SHORT EXERCISE:
Quote every line below exactly and skip any picture.

PROVIDED INFORMATION:
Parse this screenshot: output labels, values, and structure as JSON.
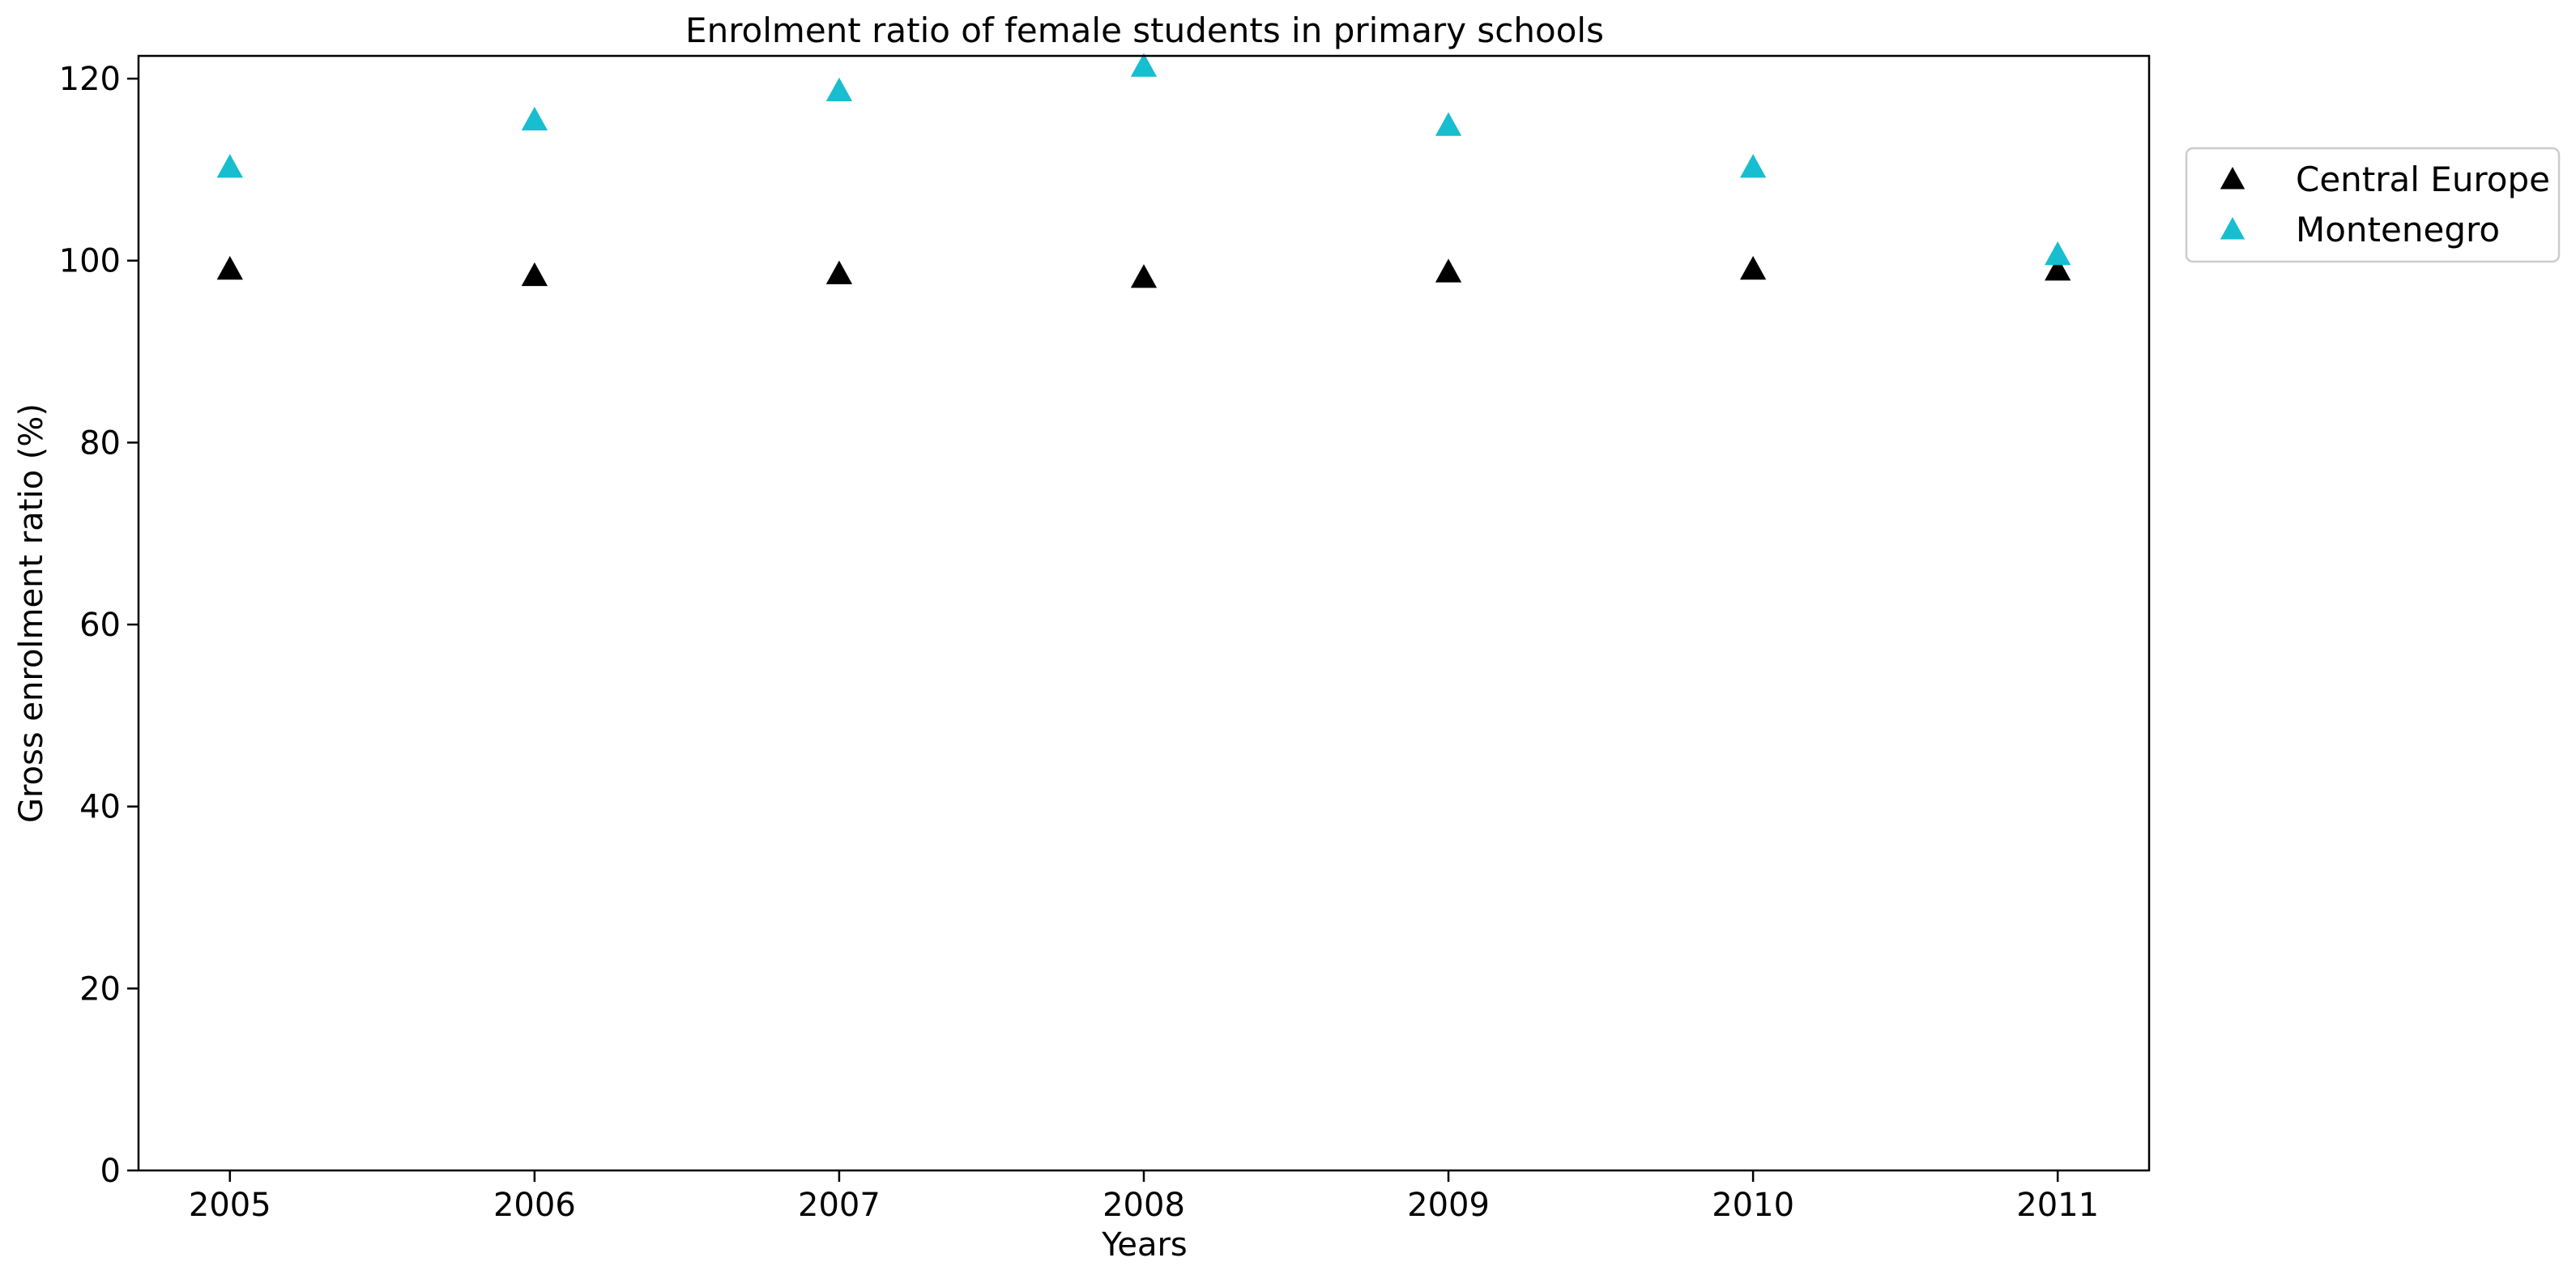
{
  "chart_data": {
    "type": "scatter",
    "title": "Enrolment ratio of female students in primary schools",
    "xlabel": "Years",
    "ylabel": "Gross enrolment ratio (%)",
    "x": [
      2005,
      2006,
      2007,
      2008,
      2009,
      2010,
      2011
    ],
    "xlim": [
      2004.7,
      2011.3
    ],
    "ylim": [
      0,
      122.5
    ],
    "x_ticks": [
      "2005",
      "2006",
      "2007",
      "2008",
      "2009",
      "2010",
      "2011"
    ],
    "y_ticks": [
      "0",
      "20",
      "40",
      "60",
      "80",
      "100",
      "120"
    ],
    "grid": false,
    "legend_position": "outside-right-top",
    "marker": "triangle-up",
    "series": [
      {
        "name": "Central Europe",
        "color": "#000000",
        "values": [
          99.0,
          98.3,
          98.5,
          98.1,
          98.7,
          99.0,
          98.9
        ]
      },
      {
        "name": "Montenegro",
        "color": "#17becf",
        "values": [
          110.2,
          115.4,
          118.6,
          121.3,
          114.8,
          110.2,
          100.6
        ]
      }
    ]
  }
}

THE COMPLETED TASK:
Parse this screenshot: output labels, values, and structure as JSON.
{
  "chart_data": {
    "type": "scatter",
    "title": "Enrolment ratio of female students in primary schools",
    "xlabel": "Years",
    "ylabel": "Gross enrolment ratio (%)",
    "x": [
      2005,
      2006,
      2007,
      2008,
      2009,
      2010,
      2011
    ],
    "xlim": [
      2004.7,
      2011.3
    ],
    "ylim": [
      0,
      122.5
    ],
    "x_ticks": [
      "2005",
      "2006",
      "2007",
      "2008",
      "2009",
      "2010",
      "2011"
    ],
    "y_ticks": [
      "0",
      "20",
      "40",
      "60",
      "80",
      "100",
      "120"
    ],
    "grid": false,
    "legend_position": "outside-right-top",
    "marker": "triangle-up",
    "series": [
      {
        "name": "Central Europe",
        "color": "#000000",
        "values": [
          99.0,
          98.3,
          98.5,
          98.1,
          98.7,
          99.0,
          98.9
        ]
      },
      {
        "name": "Montenegro",
        "color": "#17becf",
        "values": [
          110.2,
          115.4,
          118.6,
          121.3,
          114.8,
          110.2,
          100.6
        ]
      }
    ]
  }
}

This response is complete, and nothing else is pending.